▶ SUPPLIED RECORDS
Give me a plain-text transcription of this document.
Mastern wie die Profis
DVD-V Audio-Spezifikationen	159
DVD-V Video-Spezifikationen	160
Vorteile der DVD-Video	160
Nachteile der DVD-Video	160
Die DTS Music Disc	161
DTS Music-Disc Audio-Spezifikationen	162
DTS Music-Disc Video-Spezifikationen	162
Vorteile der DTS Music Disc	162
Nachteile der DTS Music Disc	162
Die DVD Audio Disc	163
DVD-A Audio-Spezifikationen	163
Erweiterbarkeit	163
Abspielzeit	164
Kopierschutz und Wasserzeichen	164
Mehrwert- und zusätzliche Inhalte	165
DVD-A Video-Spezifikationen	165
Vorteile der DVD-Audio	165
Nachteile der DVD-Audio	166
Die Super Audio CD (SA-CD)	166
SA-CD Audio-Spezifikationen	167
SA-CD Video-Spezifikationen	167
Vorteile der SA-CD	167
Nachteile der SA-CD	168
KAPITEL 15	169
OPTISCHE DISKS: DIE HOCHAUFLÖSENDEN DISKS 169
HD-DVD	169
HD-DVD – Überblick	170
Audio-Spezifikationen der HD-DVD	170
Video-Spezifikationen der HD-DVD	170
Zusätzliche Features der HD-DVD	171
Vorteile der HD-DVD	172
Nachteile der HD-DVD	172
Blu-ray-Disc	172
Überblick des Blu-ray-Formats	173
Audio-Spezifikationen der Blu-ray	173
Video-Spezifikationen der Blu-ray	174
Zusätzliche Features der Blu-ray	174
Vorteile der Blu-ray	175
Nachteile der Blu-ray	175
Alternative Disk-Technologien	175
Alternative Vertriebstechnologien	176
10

▶ OBJECTIVE
Reproduce each record exactly, leaving nothing out.

▶ EXERCISE ANSWER
Give me a plain-text transcription of this document.
Mastern wie die Profis
DVD-V Audio-Spezifikationen	159
DVD-V Video-Spezifikationen	160
Vorteile der DVD-Video	160
Nachteile der DVD-Video	160
Die DTS Music Disc	161
DTS Music-Disc Audio-Spezifikationen	162
DTS Music-Disc Video-Spezifikationen	162
Vorteile der DTS Music Disc	162
Nachteile der DTS Music Disc	162
Die DVD Audio Disc	163
DVD-A Audio-Spezifikationen	163
Erweiterbarkeit	163
Abspielzeit	164
Kopierschutz und Wasserzeichen	164
Mehrwert- und zusätzliche Inhalte	165
DVD-A Video-Spezifikationen	165
Vorteile der DVD-Audio	165
Nachteile der DVD-Audio	166
Die Super Audio CD (SA-CD)	166
SA-CD Audio-Spezifikationen	167
SA-CD Video-Spezifikationen	167
Vorteile der SA-CD	167
Nachteile der SA-CD	168
KAPITEL 15	169
OPTISCHE DISKS: DIE HOCHAUFLÖSENDEN DISKS 169
HD-DVD	169
HD-DVD – Überblick	170
Audio-Spezifikationen der HD-DVD	170
Video-Spezifikationen der HD-DVD	170
Zusätzliche Features der HD-DVD	171
Vorteile der HD-DVD	172
Nachteile der HD-DVD	172
Blu-ray-Disc	172
Überblick des Blu-ray-Formats	173
Audio-Spezifikationen der Blu-ray	173
Video-Spezifikationen der Blu-ray	174
Zusätzliche Features der Blu-ray	174
Vorteile der Blu-ray	175
Nachteile der Blu-ray	175
Alternative Disk-Technologien	175
Alternative Vertriebstechnologien	176
10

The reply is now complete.